• Extracted entries:
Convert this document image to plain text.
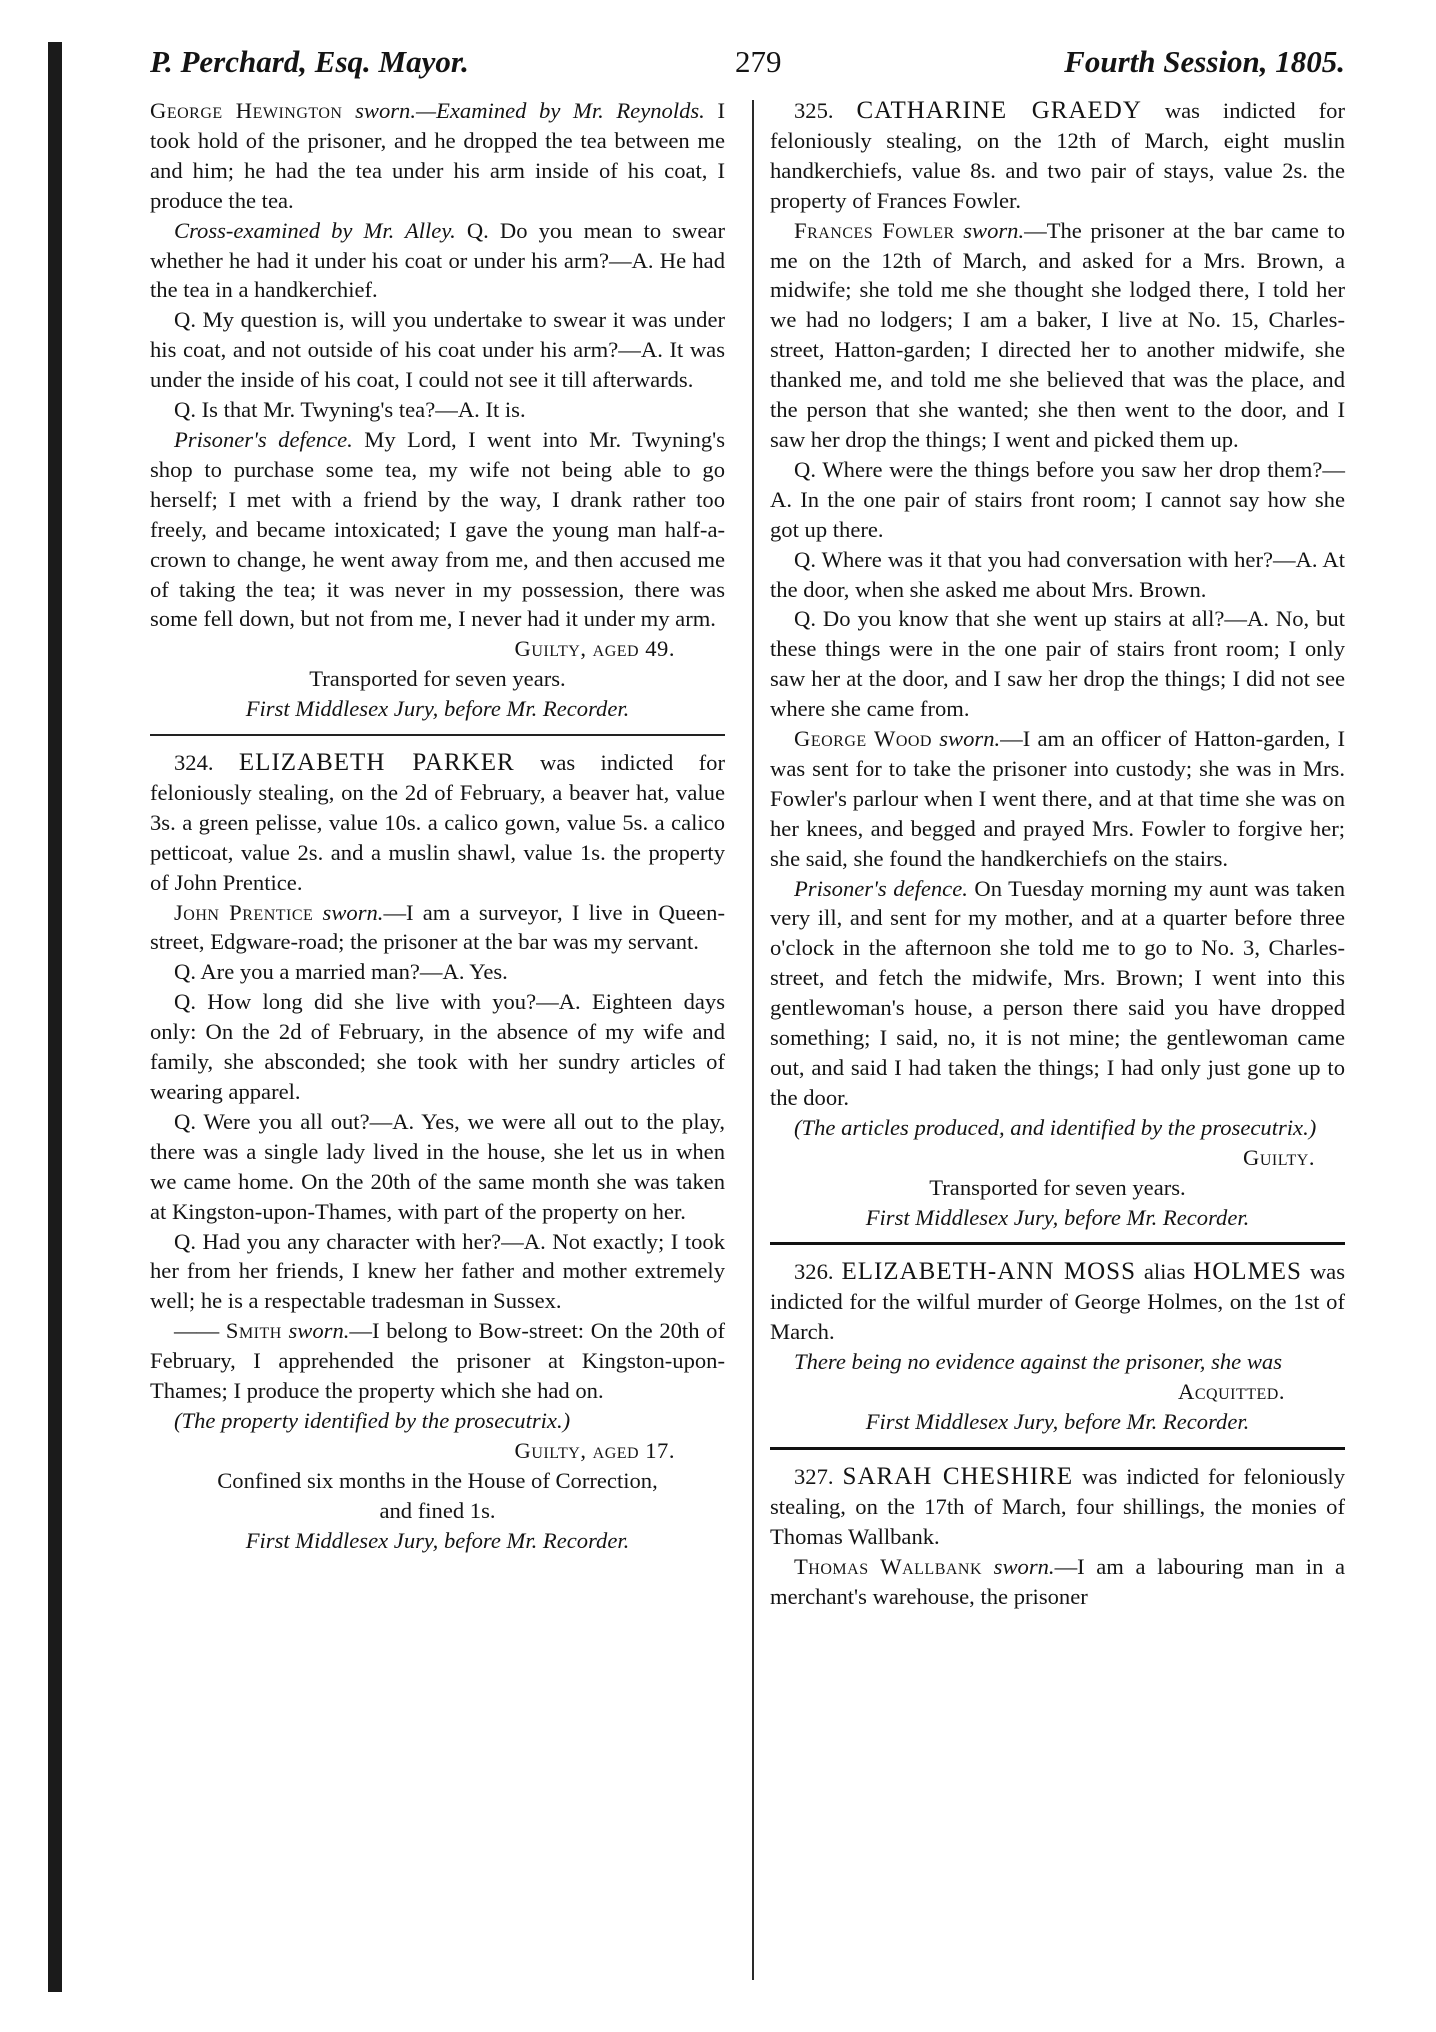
P. Perchard, Esq. Mayor.	279	Fourth Session, 1805.

George Hewington sworn.—Examined by Mr. Reynolds. I took hold of the prisoner, and he dropped the tea between me and him; he had the tea under his arm inside of his coat, I produce the tea.

Cross-examined by Mr. Alley. Q. Do you mean to swear whether he had it under his coat or under his arm?—A. He had the tea in a handkerchief.

Q. My question is, will you undertake to swear it was under his coat, and not outside of his coat under his arm?—A. It was under the inside of his coat, I could not see it till afterwards.

Q. Is that Mr. Twyning's tea?—A. It is.

Prisoner's defence. My Lord, I went into Mr. Twyning's shop to purchase some tea, my wife not being able to go herself; I met with a friend by the way, I drank rather too freely, and became intoxicated; I gave the young man half-a-crown to change, he went away from me, and then accused me of taking the tea; it was never in my possession, there was some fell down, but not from me, I never had it under my arm.

Guilty, aged 49.

Transported for seven years.

First Middlesex Jury, before Mr. Recorder.

324. ELIZABETH PARKER was indicted for feloniously stealing, on the 2d of February, a beaver hat, value 3s. a green pelisse, value 10s. a calico gown, value 5s. a calico petticoat, value 2s. and a muslin shawl, value 1s. the property of John Prentice.

John Prentice sworn.—I am a surveyor, I live in Queen-street, Edgware-road; the prisoner at the bar was my servant.

Q. Are you a married man?—A. Yes.

Q. How long did she live with you?—A. Eighteen days only: On the 2d of February, in the absence of my wife and family, she absconded; she took with her sundry articles of wearing apparel.

Q. Were you all out?—A. Yes, we were all out to the play, there was a single lady lived in the house, she let us in when we came home. On the 20th of the same month she was taken at Kingston-upon-Thames, with part of the property on her.

Q. Had you any character with her?—A. Not exactly; I took her from her friends, I knew her father and mother extremely well; he is a respectable tradesman in Sussex.

—— Smith sworn.—I belong to Bow-street: On the 20th of February, I apprehended the prisoner at Kingston-upon-Thames; I produce the property which she had on.

(The property identified by the prosecutrix.)

Guilty, aged 17.

Confined six months in the House of Correction,

and fined 1s.

First Middlesex Jury, before Mr. Recorder.

325. CATHARINE GRAEDY was indicted for feloniously stealing, on the 12th of March, eight muslin handkerchiefs, value 8s. and two pair of stays, value 2s. the property of Frances Fowler.

Frances Fowler sworn.—The prisoner at the bar came to me on the 12th of March, and asked for a Mrs. Brown, a midwife; she told me she thought she lodged there, I told her we had no lodgers; I am a baker, I live at No. 15, Charles-street, Hatton-garden; I directed her to another midwife, she thanked me, and told me she believed that was the place, and the person that she wanted; she then went to the door, and I saw her drop the things; I went and picked them up.

Q. Where were the things before you saw her drop them?—A. In the one pair of stairs front room; I cannot say how she got up there.

Q. Where was it that you had conversation with her?—A. At the door, when she asked me about Mrs. Brown.

Q. Do you know that she went up stairs at all?—A. No, but these things were in the one pair of stairs front room; I only saw her at the door, and I saw her drop the things; I did not see where she came from.

George Wood sworn.—I am an officer of Hatton-garden, I was sent for to take the prisoner into custody; she was in Mrs. Fowler's parlour when I went there, and at that time she was on her knees, and begged and prayed Mrs. Fowler to forgive her; she said, she found the handkerchiefs on the stairs.

Prisoner's defence. On Tuesday morning my aunt was taken very ill, and sent for my mother, and at a quarter before three o'clock in the afternoon she told me to go to No. 3, Charles-street, and fetch the midwife, Mrs. Brown; I went into this gentlewoman's house, a person there said you have dropped something; I said, no, it is not mine; the gentlewoman came out, and said I had taken the things; I had only just gone up to the door.

(The articles produced, and identified by the prosecutrix.)

Guilty.

Transported for seven years.

First Middlesex Jury, before Mr. Recorder.

326. ELIZABETH-ANN MOSS alias HOLMES was indicted for the wilful murder of George Holmes, on the 1st of March.

There being no evidence against the prisoner, she was

Acquitted.

First Middlesex Jury, before Mr. Recorder.

327. SARAH CHESHIRE was indicted for feloniously stealing, on the 17th of March, four shillings, the monies of Thomas Wallbank.

Thomas Wallbank sworn.—I am a labouring man in a merchant's warehouse, the prisoner
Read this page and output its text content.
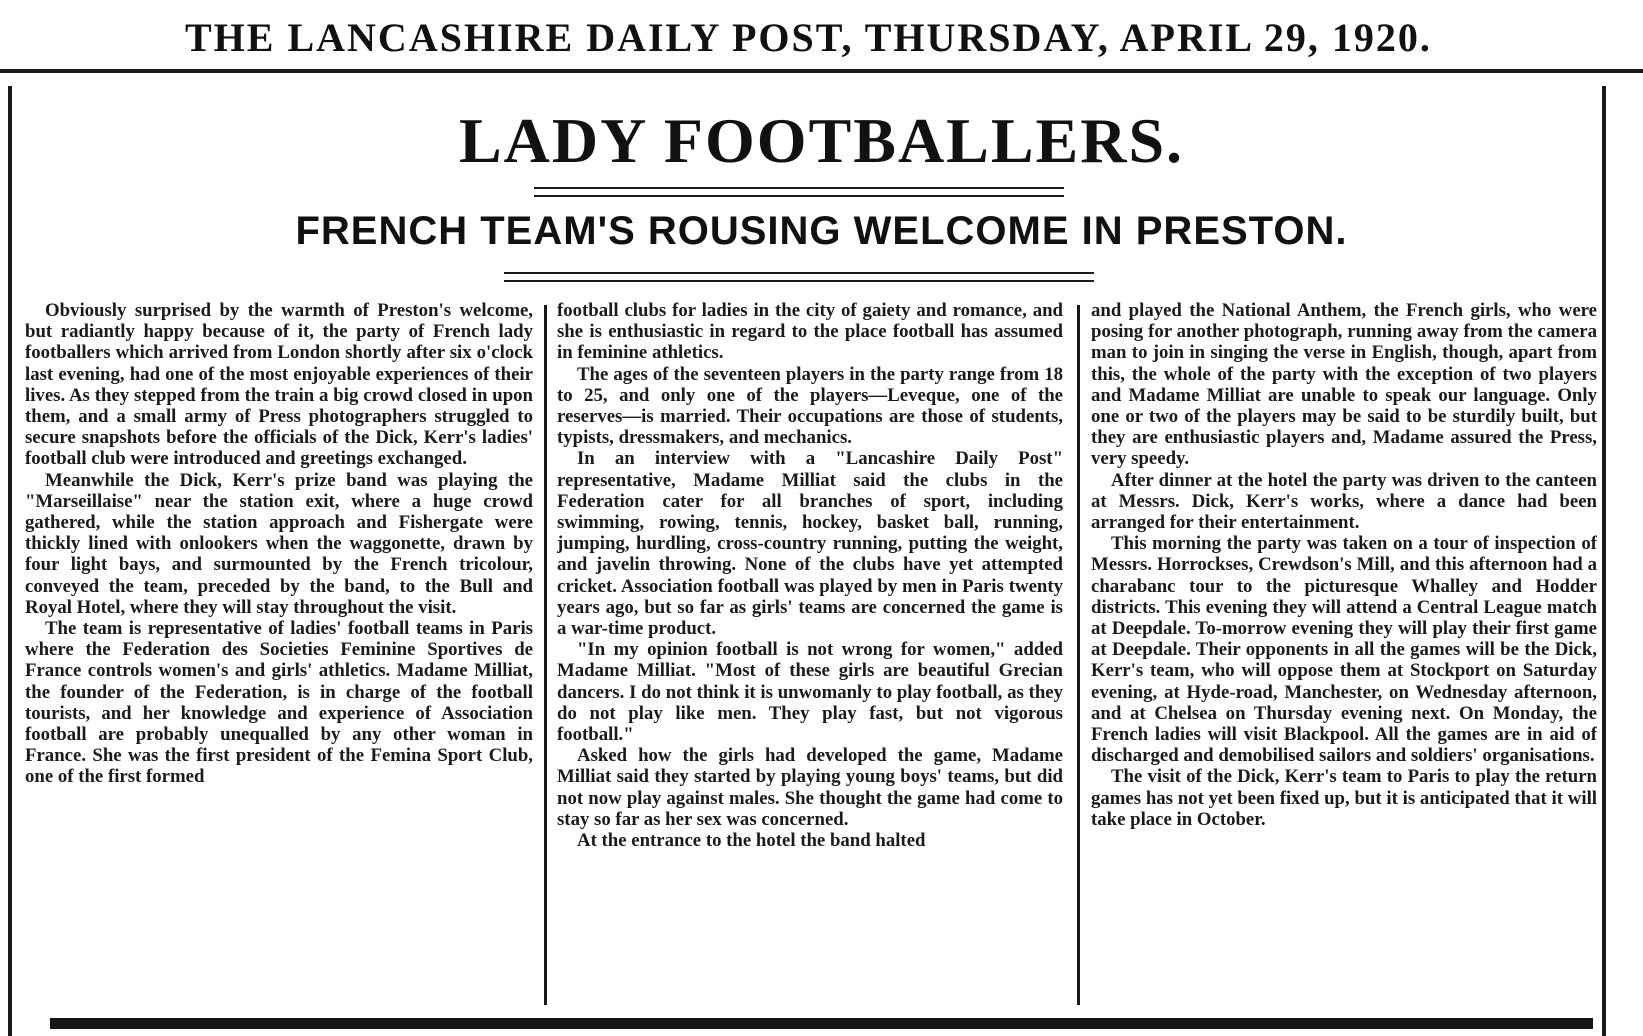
THE LANCASHIRE DAILY POST, THURSDAY, APRIL 29, 1920.
LADY FOOTBALLERS.
FRENCH TEAM'S ROUSING WELCOME IN PRESTON.

Obviously surprised by the warmth of Preston's welcome, but radiantly happy because of it, the party of French lady footballers which arrived from London shortly after six o'clock last evening, had one of the most enjoyable experiences of their lives. As they stepped from the train a big crowd closed in upon them, and a small army of Press photographers struggled to secure snapshots before the officials of the Dick, Kerr's ladies' football club were introduced and greetings exchanged.

Meanwhile the Dick, Kerr's prize band was playing the "Marseillaise" near the station exit, where a huge crowd gathered, while the station approach and Fishergate were thickly lined with onlookers when the waggonette, drawn by four light bays, and surmounted by the French tricolour, conveyed the team, preceded by the band, to the Bull and Royal Hotel, where they will stay throughout the visit.

The team is representative of ladies' football teams in Paris where the Federation des Societies Feminine Sportives de France controls women's and girls' athletics. Madame Milliat, the founder of the Federation, is in charge of the football tourists, and her knowledge and experience of Association football are probably unequalled by any other woman in France. She was the first president of the Femina Sport Club, one of the first formed

football clubs for ladies in the city of gaiety and romance, and she is enthusiastic in regard to the place football has assumed in feminine athletics.

The ages of the seventeen players in the party range from 18 to 25, and only one of the players—Leveque, one of the reserves—is married. Their occupations are those of students, typists, dressmakers, and mechanics.

In an interview with a "Lancashire Daily Post" representative, Madame Milliat said the clubs in the Federation cater for all branches of sport, including swimming, rowing, tennis, hockey, basket ball, running, jumping, hurdling, cross-country running, putting the weight, and javelin throwing. None of the clubs have yet attempted cricket. Association football was played by men in Paris twenty years ago, but so far as girls' teams are concerned the game is a war-time product.

"In my opinion football is not wrong for women," added Madame Milliat. "Most of these girls are beautiful Grecian dancers. I do not think it is unwomanly to play football, as they do not play like men. They play fast, but not vigorous football."

Asked how the girls had developed the game, Madame Milliat said they started by playing young boys' teams, but did not now play against males. She thought the game had come to stay so far as her sex was concerned.

At the entrance to the hotel the band halted

and played the National Anthem, the French girls, who were posing for another photograph, running away from the camera man to join in singing the verse in English, though, apart from this, the whole of the party with the exception of two players and Madame Milliat are unable to speak our language. Only one or two of the players may be said to be sturdily built, but they are enthusiastic players and, Madame assured the Press, very speedy.

After dinner at the hotel the party was driven to the canteen at Messrs. Dick, Kerr's works, where a dance had been arranged for their entertainment.

This morning the party was taken on a tour of inspection of Messrs. Horrockses, Crewdson's Mill, and this afternoon had a charabanc tour to the picturesque Whalley and Hodder districts. This evening they will attend a Central League match at Deepdale. To-morrow evening they will play their first game at Deepdale. Their opponents in all the games will be the Dick, Kerr's team, who will oppose them at Stockport on Saturday evening, at Hyde-road, Manchester, on Wednesday afternoon, and at Chelsea on Thursday evening next. On Monday, the French ladies will visit Blackpool. All the games are in aid of discharged and demobilised sailors and soldiers' organisations.

The visit of the Dick, Kerr's team to Paris to play the return games has not yet been fixed up, but it is anticipated that it will take place in October.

• Problem: Reproduce the full listing faithfully, but do not carry over any pictures.

• Final result:
Convert this document image to plain text.
P. Perchard, Esq. Mayor.	279	Fourth Session, 1805.

George Hewington sworn.—Examined by Mr. Reynolds. I took hold of the prisoner, and he dropped the tea between me and him; he had the tea under his arm inside of his coat, I produce the tea.

Cross-examined by Mr. Alley. Q. Do you mean to swear whether he had it under his coat or under his arm?—A. He had the tea in a handkerchief.

Q. My question is, will you undertake to swear it was under his coat, and not outside of his coat under his arm?—A. It was under the inside of his coat, I could not see it till afterwards.

Q. Is that Mr. Twyning's tea?—A. It is.

Prisoner's defence. My Lord, I went into Mr. Twyning's shop to purchase some tea, my wife not being able to go herself; I met with a friend by the way, I drank rather too freely, and became intoxicated; I gave the young man half-a-crown to change, he went away from me, and then accused me of taking the tea; it was never in my possession, there was some fell down, but not from me, I never had it under my arm.

Guilty, aged 49.

Transported for seven years.

First Middlesex Jury, before Mr. Recorder.

324. ELIZABETH PARKER was indicted for feloniously stealing, on the 2d of February, a beaver hat, value 3s. a green pelisse, value 10s. a calico gown, value 5s. a calico petticoat, value 2s. and a muslin shawl, value 1s. the property of John Prentice.

John Prentice sworn.—I am a surveyor, I live in Queen-street, Edgware-road; the prisoner at the bar was my servant.

Q. Are you a married man?—A. Yes.

Q. How long did she live with you?—A. Eighteen days only: On the 2d of February, in the absence of my wife and family, she absconded; she took with her sundry articles of wearing apparel.

Q. Were you all out?—A. Yes, we were all out to the play, there was a single lady lived in the house, she let us in when we came home. On the 20th of the same month she was taken at Kingston-upon-Thames, with part of the property on her.

Q. Had you any character with her?—A. Not exactly; I took her from her friends, I knew her father and mother extremely well; he is a respectable tradesman in Sussex.

—— Smith sworn.—I belong to Bow-street: On the 20th of February, I apprehended the prisoner at Kingston-upon-Thames; I produce the property which she had on.

(The property identified by the prosecutrix.)

Guilty, aged 17.

Confined six months in the House of Correction,

and fined 1s.

First Middlesex Jury, before Mr. Recorder.

325. CATHARINE GRAEDY was indicted for feloniously stealing, on the 12th of March, eight muslin handkerchiefs, value 8s. and two pair of stays, value 2s. the property of Frances Fowler.

Frances Fowler sworn.—The prisoner at the bar came to me on the 12th of March, and asked for a Mrs. Brown, a midwife; she told me she thought she lodged there, I told her we had no lodgers; I am a baker, I live at No. 15, Charles-street, Hatton-garden; I directed her to another midwife, she thanked me, and told me she believed that was the place, and the person that she wanted; she then went to the door, and I saw her drop the things; I went and picked them up.

Q. Where were the things before you saw her drop them?—A. In the one pair of stairs front room; I cannot say how she got up there.

Q. Where was it that you had conversation with her?—A. At the door, when she asked me about Mrs. Brown.

Q. Do you know that she went up stairs at all?—A. No, but these things were in the one pair of stairs front room; I only saw her at the door, and I saw her drop the things; I did not see where she came from.

George Wood sworn.—I am an officer of Hatton-garden, I was sent for to take the prisoner into custody; she was in Mrs. Fowler's parlour when I went there, and at that time she was on her knees, and begged and prayed Mrs. Fowler to forgive her; she said, she found the handkerchiefs on the stairs.

Prisoner's defence. On Tuesday morning my aunt was taken very ill, and sent for my mother, and at a quarter before three o'clock in the afternoon she told me to go to No. 3, Charles-street, and fetch the midwife, Mrs. Brown; I went into this gentlewoman's house, a person there said you have dropped something; I said, no, it is not mine; the gentlewoman came out, and said I had taken the things; I had only just gone up to the door.

(The articles produced, and identified by the prosecutrix.)

Guilty.

Transported for seven years.

First Middlesex Jury, before Mr. Recorder.

326. ELIZABETH-ANN MOSS alias HOLMES was indicted for the wilful murder of George Holmes, on the 1st of March.

There being no evidence against the prisoner, she was

Acquitted.

First Middlesex Jury, before Mr. Recorder.

327. SARAH CHESHIRE was indicted for feloniously stealing, on the 17th of March, four shillings, the monies of Thomas Wallbank.

Thomas Wallbank sworn.—I am a labouring man in a merchant's warehouse, the prisoner
Read this page and output its text content.
THE LANCASHIRE DAILY POST, THURSDAY, APRIL 29, 1920.
LADY FOOTBALLERS.
FRENCH TEAM'S ROUSING WELCOME IN PRESTON.

Obviously surprised by the warmth of Preston's welcome, but radiantly happy because of it, the party of French lady footballers which arrived from London shortly after six o'clock last evening, had one of the most enjoyable experiences of their lives. As they stepped from the train a big crowd closed in upon them, and a small army of Press photographers struggled to secure snapshots before the officials of the Dick, Kerr's ladies' football club were introduced and greetings exchanged.

Meanwhile the Dick, Kerr's prize band was playing the "Marseillaise" near the station exit, where a huge crowd gathered, while the station approach and Fishergate were thickly lined with onlookers when the waggonette, drawn by four light bays, and surmounted by the French tricolour, conveyed the team, preceded by the band, to the Bull and Royal Hotel, where they will stay throughout the visit.

The team is representative of ladies' football teams in Paris where the Federation des Societies Feminine Sportives de France controls women's and girls' athletics. Madame Milliat, the founder of the Federation, is in charge of the football tourists, and her knowledge and experience of Association football are probably unequalled by any other woman in France. She was the first president of the Femina Sport Club, one of the first formed

football clubs for ladies in the city of gaiety and romance, and she is enthusiastic in regard to the place football has assumed in feminine athletics.

The ages of the seventeen players in the party range from 18 to 25, and only one of the players—Leveque, one of the reserves—is married. Their occupations are those of students, typists, dressmakers, and mechanics.

In an interview with a "Lancashire Daily Post" representative, Madame Milliat said the clubs in the Federation cater for all branches of sport, including swimming, rowing, tennis, hockey, basket ball, running, jumping, hurdling, cross-country running, putting the weight, and javelin throwing. None of the clubs have yet attempted cricket. Association football was played by men in Paris twenty years ago, but so far as girls' teams are concerned the game is a war-time product.

"In my opinion football is not wrong for women," added Madame Milliat. "Most of these girls are beautiful Grecian dancers. I do not think it is unwomanly to play football, as they do not play like men. They play fast, but not vigorous football."

Asked how the girls had developed the game, Madame Milliat said they started by playing young boys' teams, but did not now play against males. She thought the game had come to stay so far as her sex was concerned.

At the entrance to the hotel the band halted

and played the National Anthem, the French girls, who were posing for another photograph, running away from the camera man to join in singing the verse in English, though, apart from this, the whole of the party with the exception of two players and Madame Milliat are unable to speak our language. Only one or two of the players may be said to be sturdily built, but they are enthusiastic players and, Madame assured the Press, very speedy.

After dinner at the hotel the party was driven to the canteen at Messrs. Dick, Kerr's works, where a dance had been arranged for their entertainment.

This morning the party was taken on a tour of inspection of Messrs. Horrockses, Crewdson's Mill, and this afternoon had a charabanc tour to the picturesque Whalley and Hodder districts. This evening they will attend a Central League match at Deepdale. To-morrow evening they will play their first game at Deepdale. Their opponents in all the games will be the Dick, Kerr's team, who will oppose them at Stockport on Saturday evening, at Hyde-road, Manchester, on Wednesday afternoon, and at Chelsea on Thursday evening next. On Monday, the French ladies will visit Blackpool. All the games are in aid of discharged and demobilised sailors and soldiers' organisations.

The visit of the Dick, Kerr's team to Paris to play the return games has not yet been fixed up, but it is anticipated that it will take place in October.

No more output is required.